§ **What is expected**:
Below is a listing to transcribe in full and exactly; keep the pictures out.

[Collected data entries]

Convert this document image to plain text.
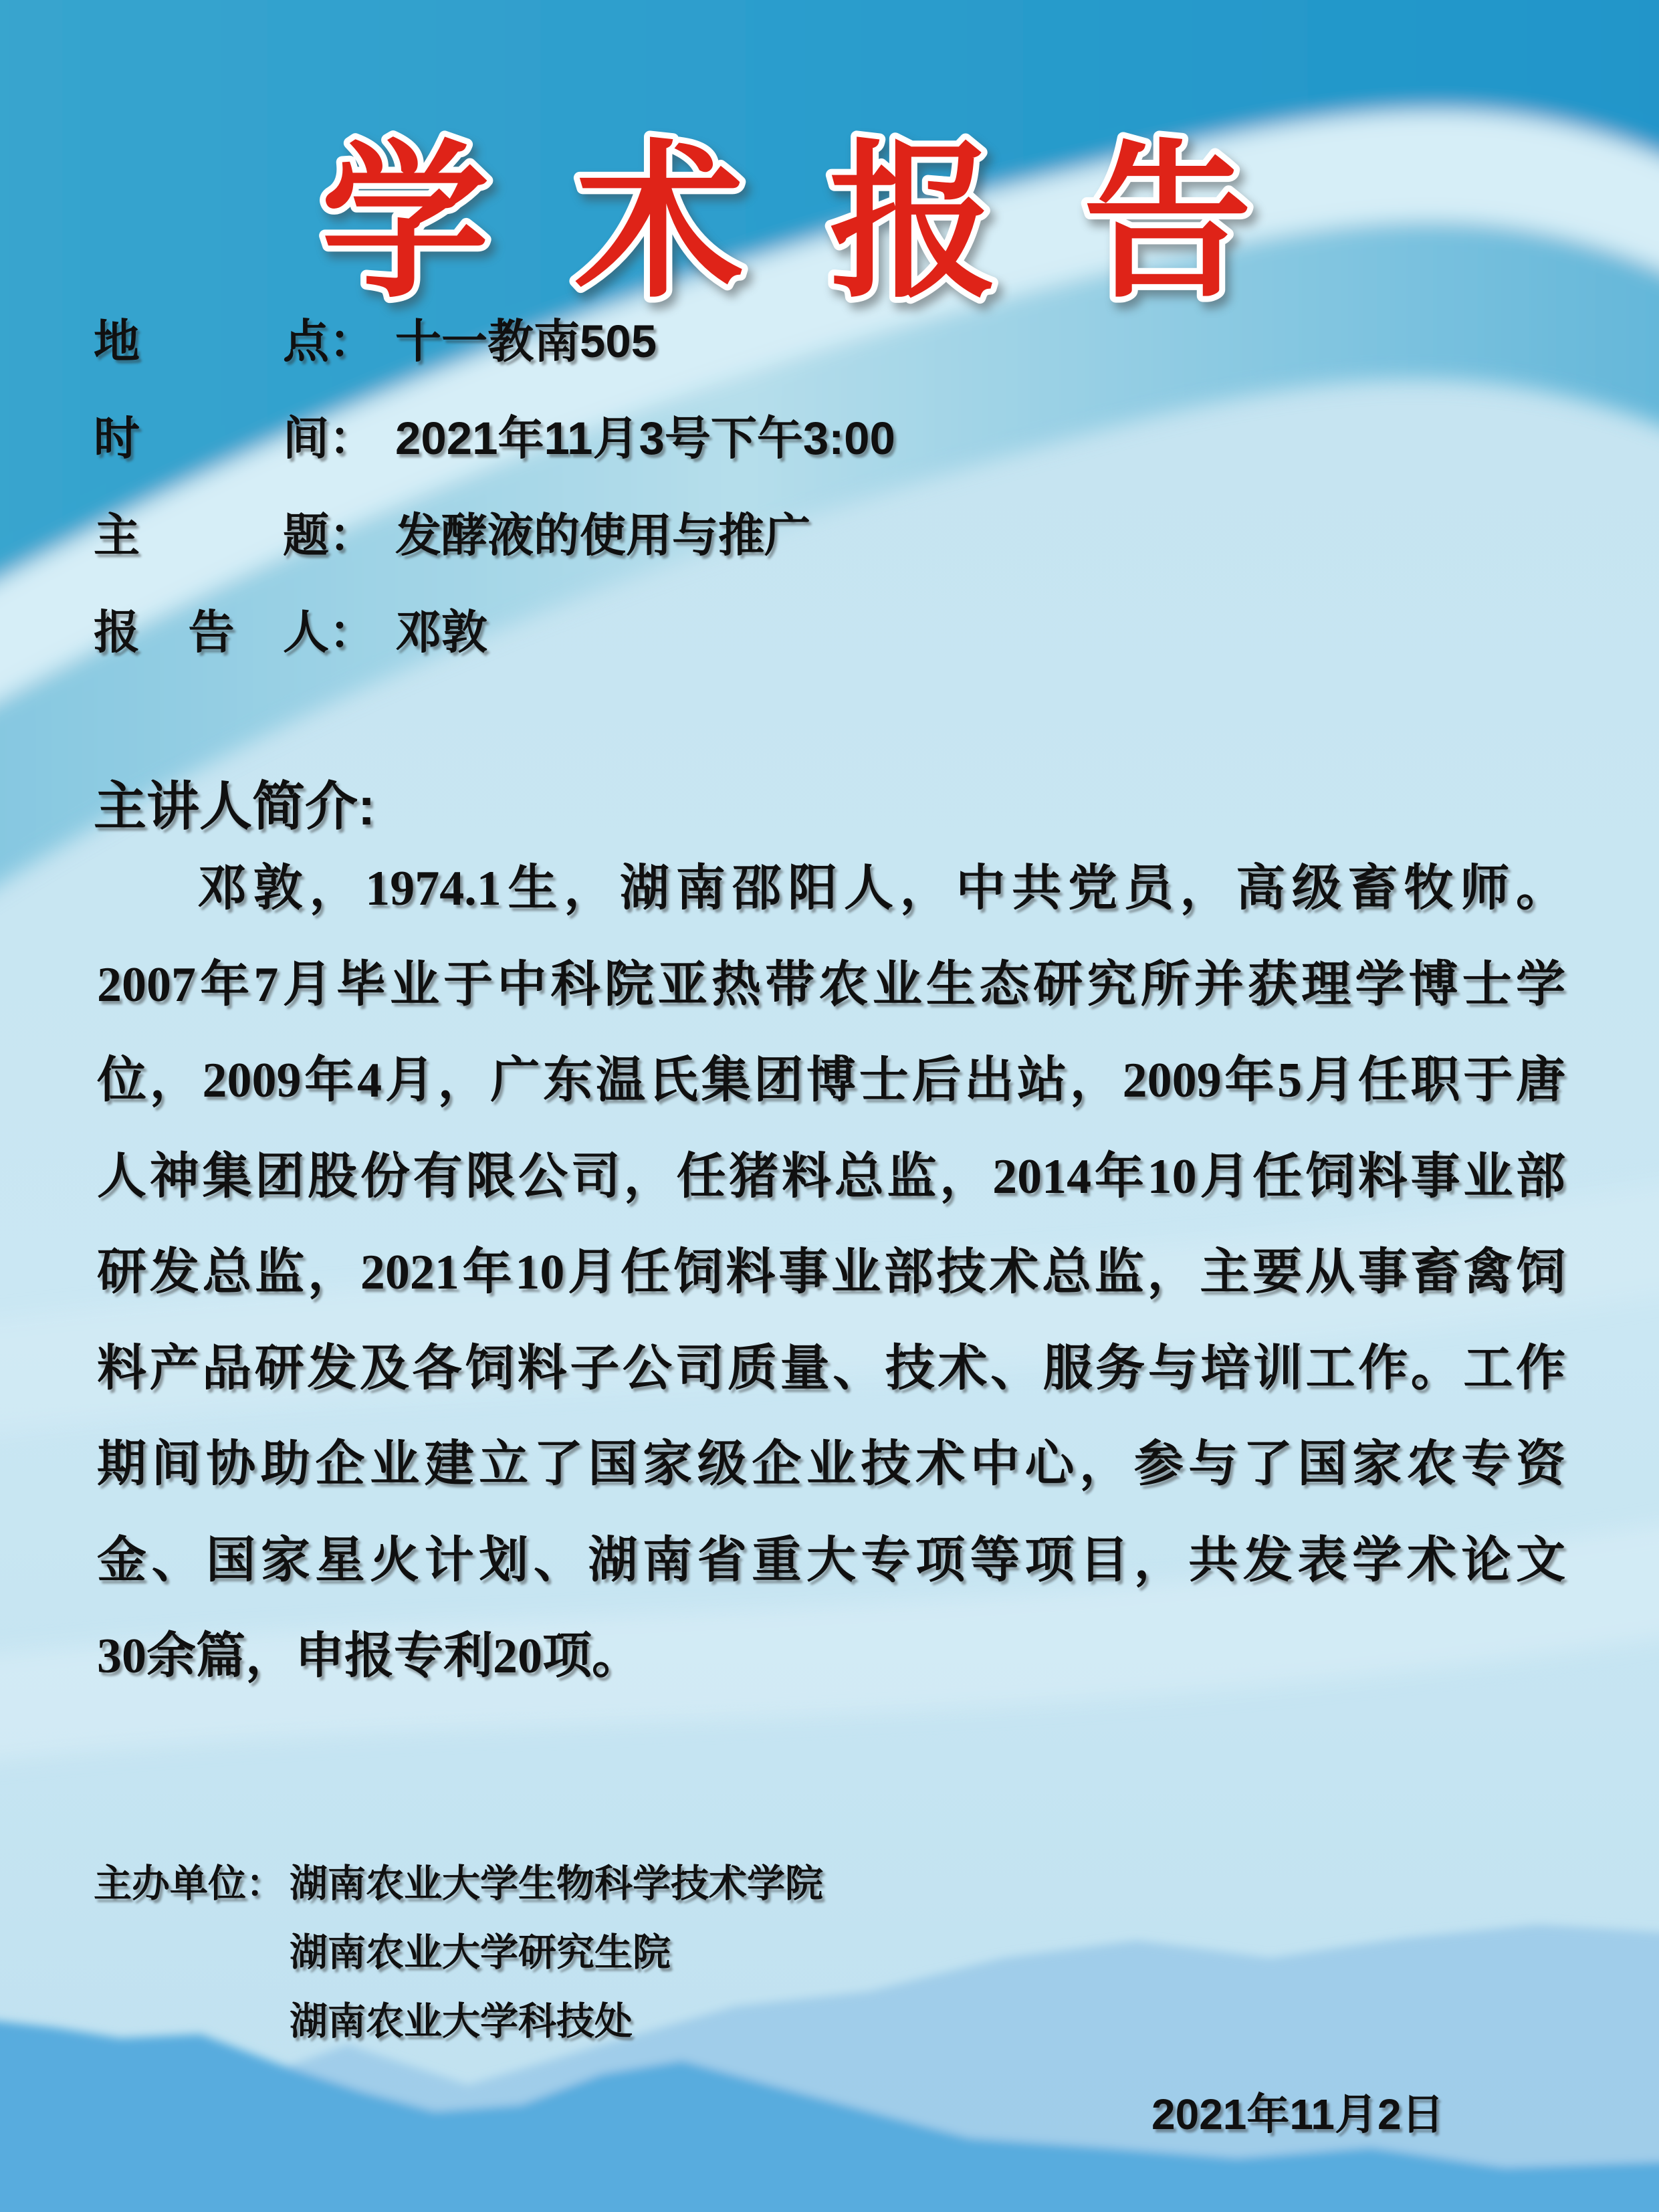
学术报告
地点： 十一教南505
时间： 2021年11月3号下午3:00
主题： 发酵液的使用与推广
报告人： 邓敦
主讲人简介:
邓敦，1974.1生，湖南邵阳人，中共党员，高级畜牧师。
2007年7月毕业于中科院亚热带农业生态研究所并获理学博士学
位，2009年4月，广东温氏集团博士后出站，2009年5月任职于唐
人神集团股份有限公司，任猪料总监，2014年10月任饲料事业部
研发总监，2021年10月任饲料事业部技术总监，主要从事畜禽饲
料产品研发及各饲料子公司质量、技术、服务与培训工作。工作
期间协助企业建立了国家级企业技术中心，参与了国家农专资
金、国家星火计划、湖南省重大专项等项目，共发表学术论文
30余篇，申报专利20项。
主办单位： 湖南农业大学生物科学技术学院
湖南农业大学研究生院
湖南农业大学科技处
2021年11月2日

§ **Solution to the problem**:
Convert this document image to plain text.
学术报告
地点： 十一教南505
时间： 2021年11月3号下午3:00
主题： 发酵液的使用与推广
报告人： 邓敦
主讲人简介:
邓敦，1974.1生，湖南邵阳人，中共党员，高级畜牧师。
2007年7月毕业于中科院亚热带农业生态研究所并获理学博士学
位，2009年4月，广东温氏集团博士后出站，2009年5月任职于唐
人神集团股份有限公司，任猪料总监，2014年10月任饲料事业部
研发总监，2021年10月任饲料事业部技术总监，主要从事畜禽饲
料产品研发及各饲料子公司质量、技术、服务与培训工作。工作
期间协助企业建立了国家级企业技术中心，参与了国家农专资
金、国家星火计划、湖南省重大专项等项目，共发表学术论文
30余篇，申报专利20项。
主办单位： 湖南农业大学生物科学技术学院
湖南农业大学研究生院
湖南农业大学科技处
2021年11月2日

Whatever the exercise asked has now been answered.